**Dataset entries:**
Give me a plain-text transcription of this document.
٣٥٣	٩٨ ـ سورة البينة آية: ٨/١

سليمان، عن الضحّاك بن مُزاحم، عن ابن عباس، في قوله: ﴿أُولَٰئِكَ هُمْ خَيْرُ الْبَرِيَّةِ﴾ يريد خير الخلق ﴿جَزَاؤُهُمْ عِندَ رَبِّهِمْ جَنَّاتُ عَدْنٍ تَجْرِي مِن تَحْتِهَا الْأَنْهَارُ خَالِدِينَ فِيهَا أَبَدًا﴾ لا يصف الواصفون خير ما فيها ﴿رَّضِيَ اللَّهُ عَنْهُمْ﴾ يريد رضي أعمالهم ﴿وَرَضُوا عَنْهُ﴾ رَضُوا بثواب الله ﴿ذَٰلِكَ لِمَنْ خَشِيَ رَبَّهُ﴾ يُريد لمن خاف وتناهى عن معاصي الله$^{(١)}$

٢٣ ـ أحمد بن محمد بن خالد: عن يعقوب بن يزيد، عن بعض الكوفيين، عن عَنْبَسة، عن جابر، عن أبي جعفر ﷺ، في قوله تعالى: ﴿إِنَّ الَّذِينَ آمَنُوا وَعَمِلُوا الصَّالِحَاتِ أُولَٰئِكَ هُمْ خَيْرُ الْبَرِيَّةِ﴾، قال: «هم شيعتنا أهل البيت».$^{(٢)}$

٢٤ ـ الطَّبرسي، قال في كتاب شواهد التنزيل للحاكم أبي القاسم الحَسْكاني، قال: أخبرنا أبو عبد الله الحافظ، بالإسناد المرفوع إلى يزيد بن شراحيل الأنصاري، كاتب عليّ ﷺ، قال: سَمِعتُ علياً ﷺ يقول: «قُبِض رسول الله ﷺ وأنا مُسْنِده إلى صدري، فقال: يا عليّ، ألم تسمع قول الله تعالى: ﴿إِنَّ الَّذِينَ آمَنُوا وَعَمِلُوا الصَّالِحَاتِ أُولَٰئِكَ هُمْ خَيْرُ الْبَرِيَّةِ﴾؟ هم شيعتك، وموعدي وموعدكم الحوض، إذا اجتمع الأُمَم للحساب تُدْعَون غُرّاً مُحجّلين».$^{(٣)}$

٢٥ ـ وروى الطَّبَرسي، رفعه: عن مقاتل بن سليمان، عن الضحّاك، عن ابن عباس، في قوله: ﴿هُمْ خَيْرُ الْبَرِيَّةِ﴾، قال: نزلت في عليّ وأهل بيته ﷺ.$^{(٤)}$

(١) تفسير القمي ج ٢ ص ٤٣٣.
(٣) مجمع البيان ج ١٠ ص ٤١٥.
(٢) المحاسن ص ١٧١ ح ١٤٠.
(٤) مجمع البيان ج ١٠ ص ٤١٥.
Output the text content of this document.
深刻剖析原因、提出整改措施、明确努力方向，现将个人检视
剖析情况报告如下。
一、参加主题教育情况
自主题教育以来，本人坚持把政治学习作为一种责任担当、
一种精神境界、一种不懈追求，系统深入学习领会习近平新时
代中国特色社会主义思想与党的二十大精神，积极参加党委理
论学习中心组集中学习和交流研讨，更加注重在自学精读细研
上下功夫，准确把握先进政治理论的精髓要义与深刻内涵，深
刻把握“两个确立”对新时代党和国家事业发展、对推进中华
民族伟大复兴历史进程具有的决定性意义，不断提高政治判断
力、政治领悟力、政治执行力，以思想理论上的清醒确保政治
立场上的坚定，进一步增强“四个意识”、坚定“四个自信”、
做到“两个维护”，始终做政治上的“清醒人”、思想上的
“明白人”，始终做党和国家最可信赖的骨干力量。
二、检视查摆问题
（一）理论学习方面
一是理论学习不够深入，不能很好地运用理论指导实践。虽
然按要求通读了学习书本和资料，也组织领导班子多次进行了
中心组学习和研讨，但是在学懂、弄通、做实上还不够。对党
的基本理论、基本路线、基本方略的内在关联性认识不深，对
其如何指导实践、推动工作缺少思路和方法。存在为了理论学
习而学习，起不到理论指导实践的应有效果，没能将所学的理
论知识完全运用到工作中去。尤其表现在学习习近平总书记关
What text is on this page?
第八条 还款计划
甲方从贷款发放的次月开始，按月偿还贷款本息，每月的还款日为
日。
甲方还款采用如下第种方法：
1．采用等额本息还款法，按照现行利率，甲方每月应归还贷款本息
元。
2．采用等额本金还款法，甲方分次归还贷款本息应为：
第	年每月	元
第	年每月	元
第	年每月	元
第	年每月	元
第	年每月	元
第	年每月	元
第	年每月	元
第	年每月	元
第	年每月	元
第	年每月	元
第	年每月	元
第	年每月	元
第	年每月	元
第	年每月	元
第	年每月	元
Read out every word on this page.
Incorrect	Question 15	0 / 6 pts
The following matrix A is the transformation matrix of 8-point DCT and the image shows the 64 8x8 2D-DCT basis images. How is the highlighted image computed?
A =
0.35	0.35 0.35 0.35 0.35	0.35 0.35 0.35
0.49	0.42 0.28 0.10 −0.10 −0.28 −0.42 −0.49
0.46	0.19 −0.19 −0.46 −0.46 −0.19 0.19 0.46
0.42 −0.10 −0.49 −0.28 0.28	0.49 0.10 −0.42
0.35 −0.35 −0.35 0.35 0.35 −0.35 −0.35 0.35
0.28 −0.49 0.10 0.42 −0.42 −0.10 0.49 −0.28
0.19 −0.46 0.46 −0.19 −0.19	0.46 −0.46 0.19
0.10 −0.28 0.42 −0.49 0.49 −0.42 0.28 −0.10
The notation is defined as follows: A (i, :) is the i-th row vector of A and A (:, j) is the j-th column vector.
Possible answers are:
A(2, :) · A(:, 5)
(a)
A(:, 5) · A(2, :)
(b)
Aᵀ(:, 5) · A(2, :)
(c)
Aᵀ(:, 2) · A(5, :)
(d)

**Your task:**
Please reproduce each record precisely as written.

**Task output:**
Give me a plain-text transcription of this document.
٣٥٣	٩٨ ـ سورة البينة آية: ٨/١

سليمان، عن الضحّاك بن مُزاحم، عن ابن عباس، في قوله: ﴿أُولَٰئِكَ هُمْ خَيْرُ الْبَرِيَّةِ﴾ يريد خير الخلق ﴿جَزَاؤُهُمْ عِندَ رَبِّهِمْ جَنَّاتُ عَدْنٍ تَجْرِي مِن تَحْتِهَا الْأَنْهَارُ خَالِدِينَ فِيهَا أَبَدًا﴾ لا يصف الواصفون خير ما فيها ﴿رَّضِيَ اللَّهُ عَنْهُمْ﴾ يريد رضي أعمالهم ﴿وَرَضُوا عَنْهُ﴾ رَضُوا بثواب الله ﴿ذَٰلِكَ لِمَنْ خَشِيَ رَبَّهُ﴾ يُريد لمن خاف وتناهى عن معاصي الله$^{(١)}$

٢٣ ـ أحمد بن محمد بن خالد: عن يعقوب بن يزيد، عن بعض الكوفيين، عن عَنْبَسة، عن جابر، عن أبي جعفر ﷺ، في قوله تعالى: ﴿إِنَّ الَّذِينَ آمَنُوا وَعَمِلُوا الصَّالِحَاتِ أُولَٰئِكَ هُمْ خَيْرُ الْبَرِيَّةِ﴾، قال: «هم شيعتنا أهل البيت».$^{(٢)}$

٢٤ ـ الطَّبرسي، قال في كتاب شواهد التنزيل للحاكم أبي القاسم الحَسْكاني، قال: أخبرنا أبو عبد الله الحافظ، بالإسناد المرفوع إلى يزيد بن شراحيل الأنصاري، كاتب عليّ ﷺ، قال: سَمِعتُ علياً ﷺ يقول: «قُبِض رسول الله ﷺ وأنا مُسْنِده إلى صدري، فقال: يا عليّ، ألم تسمع قول الله تعالى: ﴿إِنَّ الَّذِينَ آمَنُوا وَعَمِلُوا الصَّالِحَاتِ أُولَٰئِكَ هُمْ خَيْرُ الْبَرِيَّةِ﴾؟ هم شيعتك، وموعدي وموعدكم الحوض، إذا اجتمع الأُمَم للحساب تُدْعَون غُرّاً مُحجّلين».$^{(٣)}$

٢٥ ـ وروى الطَّبَرسي، رفعه: عن مقاتل بن سليمان، عن الضحّاك، عن ابن عباس، في قوله: ﴿هُمْ خَيْرُ الْبَرِيَّةِ﴾، قال: نزلت في عليّ وأهل بيته ﷺ.$^{(٤)}$

(١) تفسير القمي ج ٢ ص ٤٣٣.
(٣) مجمع البيان ج ١٠ ص ٤١٥.
(٢) المحاسن ص ١٧١ ح ١٤٠.
(٤) مجمع البيان ج ١٠ ص ٤١٥.
Output the text content of this document.
深刻剖析原因、提出整改措施、明确努力方向，现将个人检视
剖析情况报告如下。
一、参加主题教育情况
自主题教育以来，本人坚持把政治学习作为一种责任担当、
一种精神境界、一种不懈追求，系统深入学习领会习近平新时
代中国特色社会主义思想与党的二十大精神，积极参加党委理
论学习中心组集中学习和交流研讨，更加注重在自学精读细研
上下功夫，准确把握先进政治理论的精髓要义与深刻内涵，深
刻把握“两个确立”对新时代党和国家事业发展、对推进中华
民族伟大复兴历史进程具有的决定性意义，不断提高政治判断
力、政治领悟力、政治执行力，以思想理论上的清醒确保政治
立场上的坚定，进一步增强“四个意识”、坚定“四个自信”、
做到“两个维护”，始终做政治上的“清醒人”、思想上的
“明白人”，始终做党和国家最可信赖的骨干力量。
二、检视查摆问题
（一）理论学习方面
一是理论学习不够深入，不能很好地运用理论指导实践。虽
然按要求通读了学习书本和资料，也组织领导班子多次进行了
中心组学习和研讨，但是在学懂、弄通、做实上还不够。对党
的基本理论、基本路线、基本方略的内在关联性认识不深，对
其如何指导实践、推动工作缺少思路和方法。存在为了理论学
习而学习，起不到理论指导实践的应有效果，没能将所学的理
论知识完全运用到工作中去。尤其表现在学习习近平总书记关
What text is on this page?
第八条 还款计划
甲方从贷款发放的次月开始，按月偿还贷款本息，每月的还款日为
日。
甲方还款采用如下第种方法：
1．采用等额本息还款法，按照现行利率，甲方每月应归还贷款本息
元。
2．采用等额本金还款法，甲方分次归还贷款本息应为：
第	年每月	元
第	年每月	元
第	年每月	元
第	年每月	元
第	年每月	元
第	年每月	元
第	年每月	元
第	年每月	元
第	年每月	元
第	年每月	元
第	年每月	元
第	年每月	元
第	年每月	元
第	年每月	元
第	年每月	元
Read out every word on this page.
Incorrect	Question 15	0 / 6 pts
The following matrix A is the transformation matrix of 8-point DCT and the image shows the 64 8x8 2D-DCT basis images. How is the highlighted image computed?
A =
0.35	0.35 0.35 0.35 0.35	0.35 0.35 0.35
0.49	0.42 0.28 0.10 −0.10 −0.28 −0.42 −0.49
0.46	0.19 −0.19 −0.46 −0.46 −0.19 0.19 0.46
0.42 −0.10 −0.49 −0.28 0.28	0.49 0.10 −0.42
0.35 −0.35 −0.35 0.35 0.35 −0.35 −0.35 0.35
0.28 −0.49 0.10 0.42 −0.42 −0.10 0.49 −0.28
0.19 −0.46 0.46 −0.19 −0.19	0.46 −0.46 0.19
0.10 −0.28 0.42 −0.49 0.49 −0.42 0.28 −0.10
The notation is defined as follows: A (i, :) is the i-th row vector of A and A (:, j) is the j-th column vector.
Possible answers are:
A(2, :) · A(:, 5)
(a)
A(:, 5) · A(2, :)
(b)
Aᵀ(:, 5) · A(2, :)
(c)
Aᵀ(:, 2) · A(5, :)
(d)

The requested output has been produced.